Stated goal: Return the number of lines that include the string "value", without any other text.

Dataset:
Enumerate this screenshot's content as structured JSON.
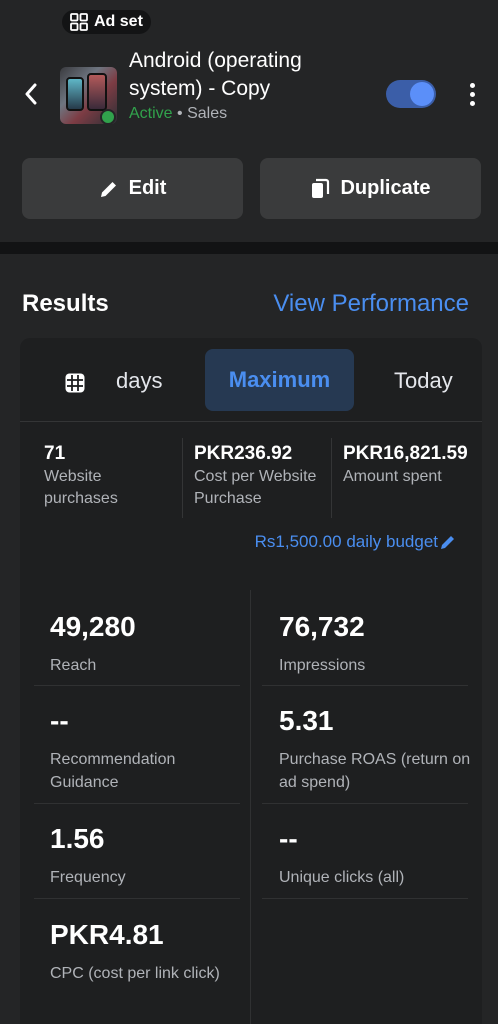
{
  "header": {
    "badge_label": "Ad set",
    "title": "Android (operating system) - Copy",
    "status": "Active",
    "separator": "•",
    "objective": "Sales",
    "toggle_on": true,
    "edit_label": "Edit",
    "duplicate_label": "Duplicate"
  },
  "results": {
    "title": "Results",
    "view_performance_label": "View Performance",
    "tabs": [
      {
        "label": "days"
      },
      {
        "label": "Maximum",
        "selected": true
      },
      {
        "label": "Today"
      }
    ],
    "summary": [
      {
        "value": "71",
        "label": "Website purchases"
      },
      {
        "value": "PKR236.92",
        "label": "Cost per Website Purchase"
      },
      {
        "value": "PKR16,821.59",
        "label": "Amount spent"
      }
    ],
    "budget_label": "Rs1,500.00 daily budget",
    "metrics": [
      {
        "value": "49,280",
        "label": "Reach"
      },
      {
        "value": "76,732",
        "label": "Impressions"
      },
      {
        "value": "--",
        "label": "Recommendation Guidance"
      },
      {
        "value": "5.31",
        "label": "Purchase ROAS (return on ad spend)"
      },
      {
        "value": "1.56",
        "label": "Frequency"
      },
      {
        "value": "--",
        "label": "Unique clicks (all)"
      },
      {
        "value": "PKR4.81",
        "label": "CPC (cost per link click)"
      }
    ]
  },
  "colors": {
    "accent": "#4a8ef0",
    "active": "#31a24c",
    "background": "#242526"
  }
}
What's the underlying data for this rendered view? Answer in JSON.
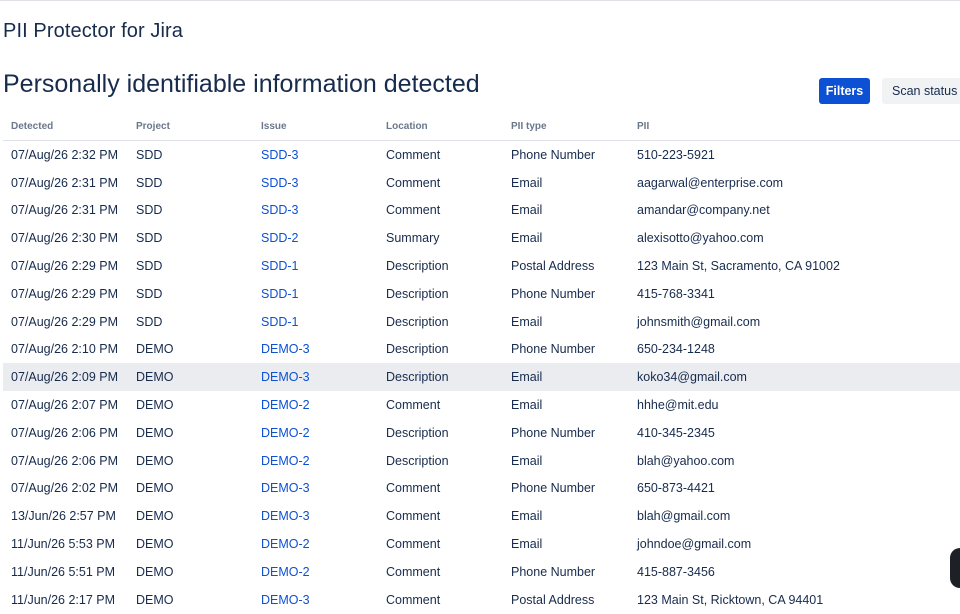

Answer to the exercise: 10